What you will do.
Set the listing down again exactly, please, apart from its pictures.

(Dataset listings of figures)
■ ■ ■ ■ ■ ■ ■
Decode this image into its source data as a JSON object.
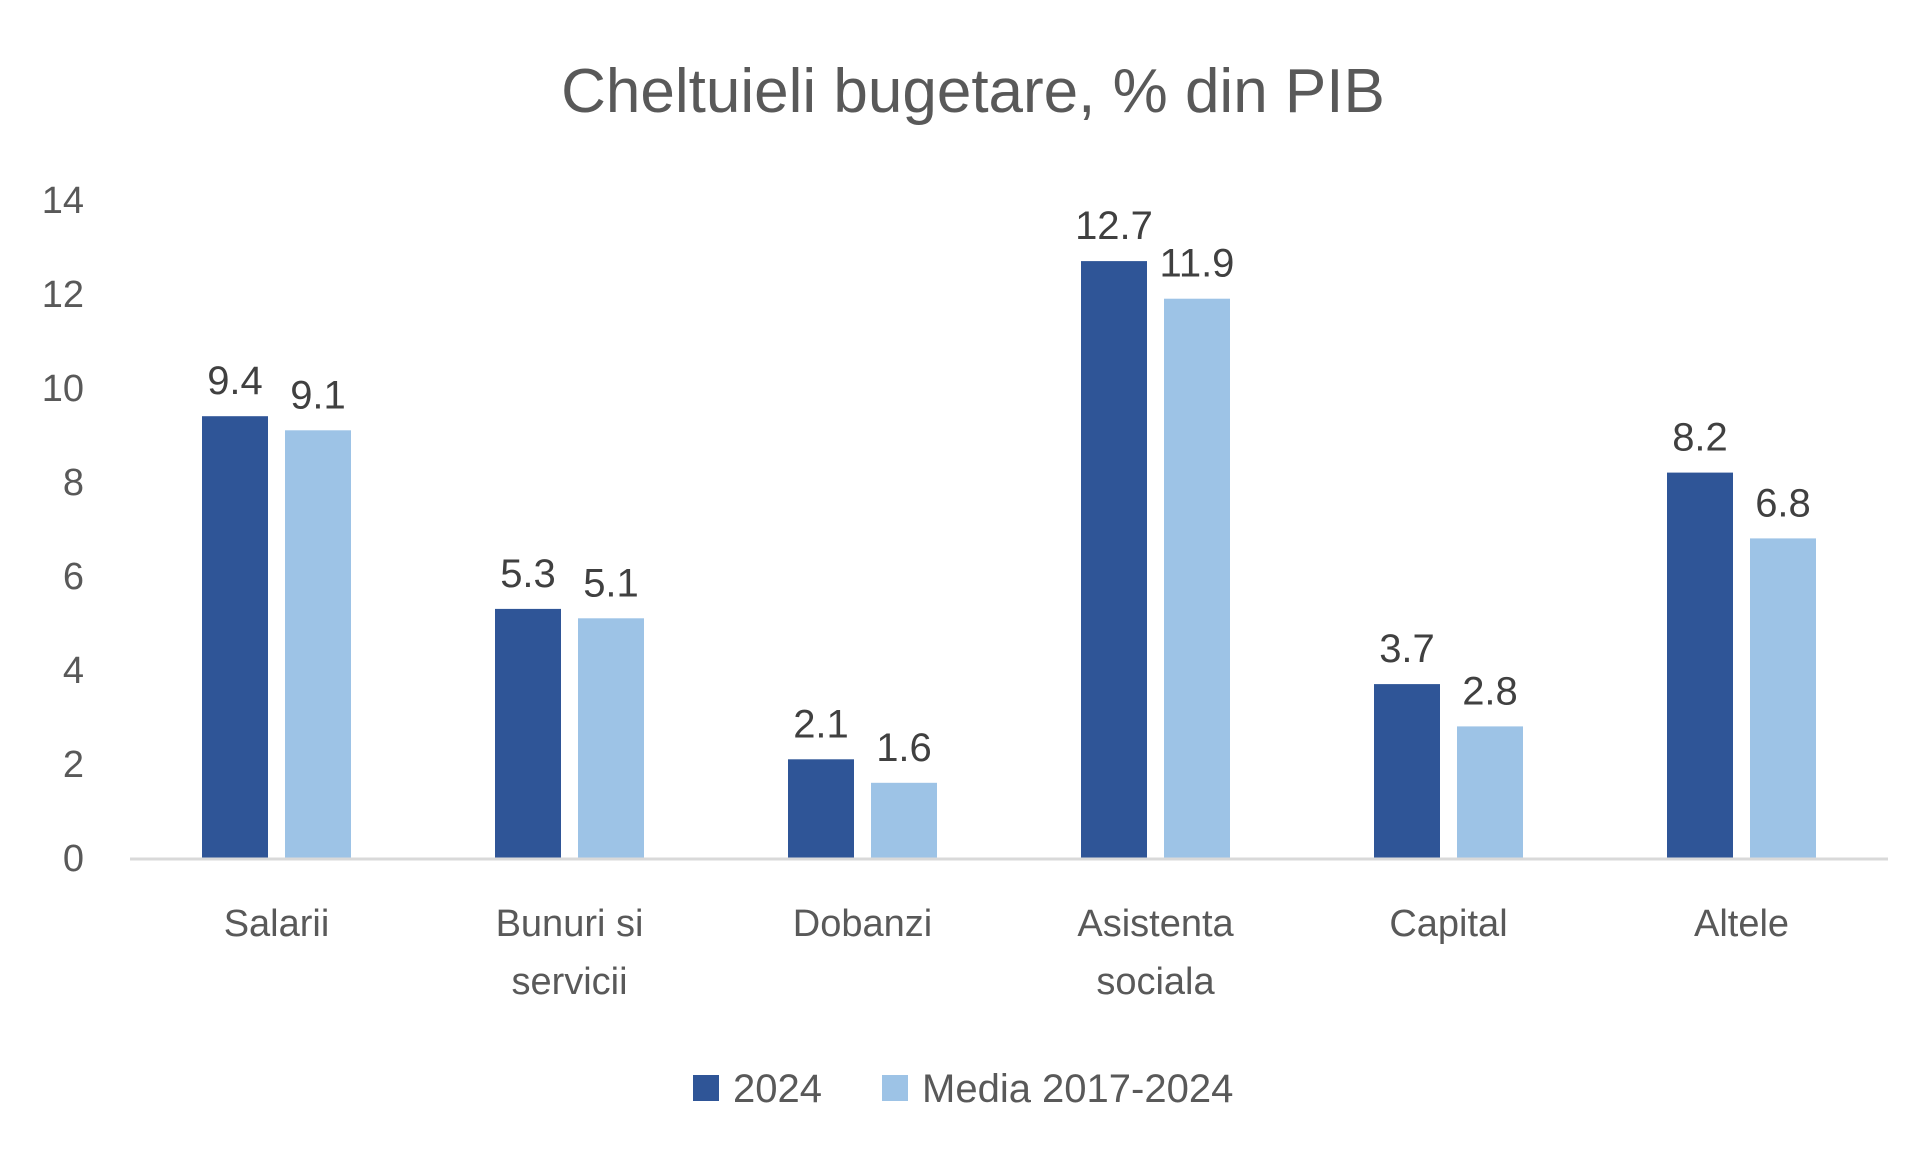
{
  "chart_data": {
    "type": "bar",
    "title": "Cheltuieli bugetare, % din PIB",
    "categories": [
      [
        "Salarii"
      ],
      [
        "Bunuri si",
        "servicii"
      ],
      [
        "Dobanzi"
      ],
      [
        "Asistenta",
        "sociala"
      ],
      [
        "Capital"
      ],
      [
        "Altele"
      ]
    ],
    "series": [
      {
        "name": "2024",
        "color": "#2f5597",
        "values": [
          9.4,
          5.3,
          2.1,
          12.7,
          3.7,
          8.2
        ],
        "labels": [
          "9.4",
          "5.3",
          "2.1",
          "12.7",
          "3.7",
          "8.2"
        ]
      },
      {
        "name": "Media 2017-2024",
        "color": "#9dc3e6",
        "values": [
          9.1,
          5.1,
          1.6,
          11.9,
          2.8,
          6.8
        ],
        "labels": [
          "9.1",
          "5.1",
          "1.6",
          "11.9",
          "2.8",
          "6.8"
        ]
      }
    ],
    "ylim": [
      0,
      14
    ],
    "yticks": [
      "0",
      "2",
      "4",
      "6",
      "8",
      "10",
      "12",
      "14"
    ],
    "grid": false,
    "legend": "bottom",
    "axis_color": "#d9d9d9"
  }
}
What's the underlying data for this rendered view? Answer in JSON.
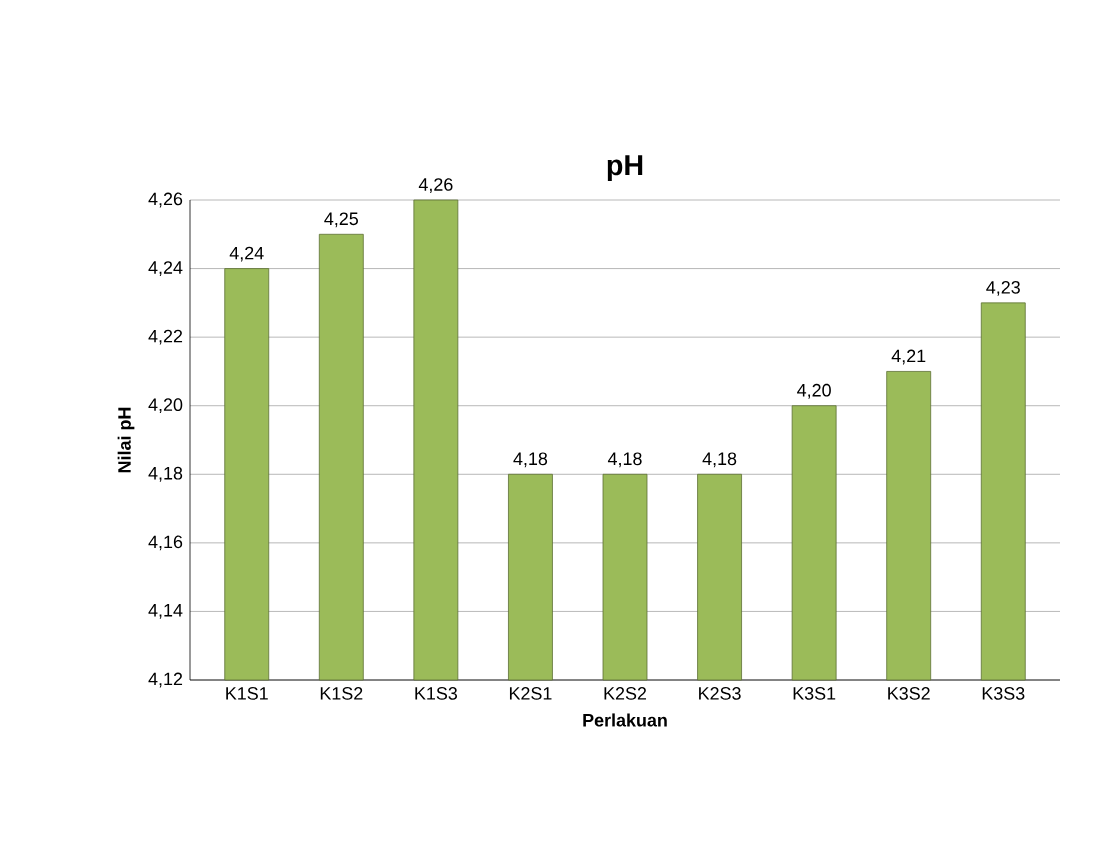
{
  "chart_data": {
    "type": "bar",
    "title": "pH",
    "xlabel": "Perlakuan",
    "ylabel": "Nilai pH",
    "categories": [
      "K1S1",
      "K1S2",
      "K1S3",
      "K2S1",
      "K2S2",
      "K2S3",
      "K3S1",
      "K3S2",
      "K3S3"
    ],
    "values": [
      4.24,
      4.25,
      4.26,
      4.18,
      4.18,
      4.18,
      4.2,
      4.21,
      4.23
    ],
    "value_labels": [
      "4,24",
      "4,25",
      "4,26",
      "4,18",
      "4,18",
      "4,18",
      "4,20",
      "4,21",
      "4,23"
    ],
    "color": "#9bbb59",
    "ylim": [
      4.12,
      4.26
    ],
    "yticks": [
      {
        "value": 4.12,
        "label": "4,12"
      },
      {
        "value": 4.14,
        "label": "4,14"
      },
      {
        "value": 4.16,
        "label": "4,16"
      },
      {
        "value": 4.18,
        "label": "4,18"
      },
      {
        "value": 4.2,
        "label": "4,20"
      },
      {
        "value": 4.22,
        "label": "4,22"
      },
      {
        "value": 4.24,
        "label": "4,24"
      },
      {
        "value": 4.26,
        "label": "4,26"
      }
    ],
    "grid": "y"
  }
}
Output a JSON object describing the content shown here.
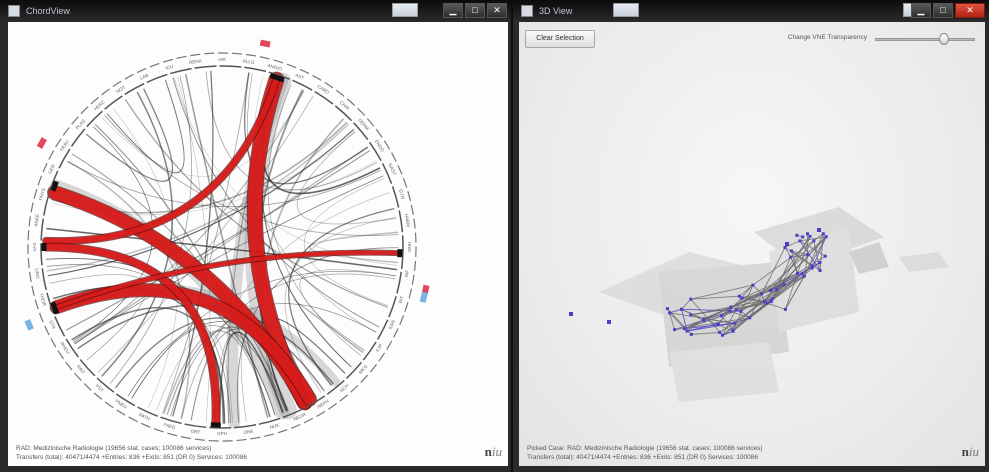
{
  "left_window": {
    "title": "ChordView",
    "controls": {
      "minimize": "▁",
      "maximize": "□",
      "close": "✕"
    },
    "chord_segments": [
      "AIR",
      "ALLG",
      "ANGIO",
      "AST",
      "CARD",
      "CHIR",
      "DERM",
      "ENDO",
      "GAST",
      "GYN",
      "HAEM",
      "HNO",
      "INF",
      "INT",
      "KAR",
      "KJP",
      "MKG",
      "NCH",
      "NEPH",
      "NEUR",
      "NUK",
      "ONK",
      "OPH",
      "ORT",
      "PAED",
      "PATH",
      "PNEU",
      "PSY",
      "RAD",
      "RHEU",
      "STR",
      "THOR",
      "URO",
      "VAS",
      "ANAE",
      "PHYS",
      "GER",
      "TRAU",
      "PLAS",
      "HERZ",
      "NOT",
      "LAB",
      "ICU",
      "REHA"
    ],
    "status_line1": "RAD: Medizinische Radiologie (19656 stat. cases; 100086 services)",
    "status_line2": "Transfers (total): 40471/4474   +Entries: 836   +Exits: 851 (DR 0) Services: 100086",
    "logo_a": "n",
    "logo_b": "iu"
  },
  "right_window": {
    "title": "3D View",
    "controls": {
      "minimize": "▁",
      "maximize": "□",
      "close": "✕"
    },
    "clear_button": "Clear Selection",
    "slider_label": "Change VNE Transparency",
    "slider_value": 0.74,
    "status_line1": "Picked Case: RAD: Medizinische Radiologie (19656 stat. cases; 100086 services)",
    "status_line2": "Transfers (total): 40471/4474   +Entries: 836   +Exits: 851 (DR 0) Services: 100086",
    "logo_a": "n",
    "logo_b": "iu"
  },
  "colors": {
    "chord_red": "#e01d1d",
    "chord_gray": "#8e8e8e",
    "node_blue": "#4a3fc8",
    "mesh_gray": "#6f6f6f"
  }
}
■ ■ ■ ■ ■ ■ ■
Result.
Decode this image into its source data as a JSON object.
{
  "chart_data": {
    "type": "bar",
    "title": "Cheltuieli bugetare, % din PIB",
    "categories": [
      [
        "Salarii"
      ],
      [
        "Bunuri si",
        "servicii"
      ],
      [
        "Dobanzi"
      ],
      [
        "Asistenta",
        "sociala"
      ],
      [
        "Capital"
      ],
      [
        "Altele"
      ]
    ],
    "series": [
      {
        "name": "2024",
        "color": "#2f5597",
        "values": [
          9.4,
          5.3,
          2.1,
          12.7,
          3.7,
          8.2
        ],
        "labels": [
          "9.4",
          "5.3",
          "2.1",
          "12.7",
          "3.7",
          "8.2"
        ]
      },
      {
        "name": "Media 2017-2024",
        "color": "#9dc3e6",
        "values": [
          9.1,
          5.1,
          1.6,
          11.9,
          2.8,
          6.8
        ],
        "labels": [
          "9.1",
          "5.1",
          "1.6",
          "11.9",
          "2.8",
          "6.8"
        ]
      }
    ],
    "ylim": [
      0,
      14
    ],
    "yticks": [
      "0",
      "2",
      "4",
      "6",
      "8",
      "10",
      "12",
      "14"
    ],
    "grid": false,
    "legend": "bottom",
    "axis_color": "#d9d9d9"
  }
}
What's the underlying data for this rendered view? Answer in JSON.
{
  "chart_data": {
    "type": "bar",
    "title": "pH",
    "xlabel": "Perlakuan",
    "ylabel": "Nilai pH",
    "categories": [
      "K1S1",
      "K1S2",
      "K1S3",
      "K2S1",
      "K2S2",
      "K2S3",
      "K3S1",
      "K3S2",
      "K3S3"
    ],
    "values": [
      4.24,
      4.25,
      4.26,
      4.18,
      4.18,
      4.18,
      4.2,
      4.21,
      4.23
    ],
    "value_labels": [
      "4,24",
      "4,25",
      "4,26",
      "4,18",
      "4,18",
      "4,18",
      "4,20",
      "4,21",
      "4,23"
    ],
    "color": "#9bbb59",
    "ylim": [
      4.12,
      4.26
    ],
    "yticks": [
      {
        "value": 4.12,
        "label": "4,12"
      },
      {
        "value": 4.14,
        "label": "4,14"
      },
      {
        "value": 4.16,
        "label": "4,16"
      },
      {
        "value": 4.18,
        "label": "4,18"
      },
      {
        "value": 4.2,
        "label": "4,20"
      },
      {
        "value": 4.22,
        "label": "4,22"
      },
      {
        "value": 4.24,
        "label": "4,24"
      },
      {
        "value": 4.26,
        "label": "4,26"
      }
    ],
    "grid": "y"
  }
}
Output a JSON object describing the content shown here.
{
  "left_window": {
    "title": "ChordView",
    "controls": {
      "minimize": "▁",
      "maximize": "□",
      "close": "✕"
    },
    "chord_segments": [
      "AIR",
      "ALLG",
      "ANGIO",
      "AST",
      "CARD",
      "CHIR",
      "DERM",
      "ENDO",
      "GAST",
      "GYN",
      "HAEM",
      "HNO",
      "INF",
      "INT",
      "KAR",
      "KJP",
      "MKG",
      "NCH",
      "NEPH",
      "NEUR",
      "NUK",
      "ONK",
      "OPH",
      "ORT",
      "PAED",
      "PATH",
      "PNEU",
      "PSY",
      "RAD",
      "RHEU",
      "STR",
      "THOR",
      "URO",
      "VAS",
      "ANAE",
      "PHYS",
      "GER",
      "TRAU",
      "PLAS",
      "HERZ",
      "NOT",
      "LAB",
      "ICU",
      "REHA"
    ],
    "status_line1": "RAD: Medizinische Radiologie (19656 stat. cases; 100086 services)",
    "status_line2": "Transfers (total): 40471/4474   +Entries: 836   +Exits: 851 (DR 0) Services: 100086",
    "logo_a": "n",
    "logo_b": "iu"
  },
  "right_window": {
    "title": "3D View",
    "controls": {
      "minimize": "▁",
      "maximize": "□",
      "close": "✕"
    },
    "clear_button": "Clear Selection",
    "slider_label": "Change VNE Transparency",
    "slider_value": 0.74,
    "status_line1": "Picked Case: RAD: Medizinische Radiologie (19656 stat. cases; 100086 services)",
    "status_line2": "Transfers (total): 40471/4474   +Entries: 836   +Exits: 851 (DR 0) Services: 100086",
    "logo_a": "n",
    "logo_b": "iu"
  },
  "colors": {
    "chord_red": "#e01d1d",
    "chord_gray": "#8e8e8e",
    "node_blue": "#4a3fc8",
    "mesh_gray": "#6f6f6f"
  }
}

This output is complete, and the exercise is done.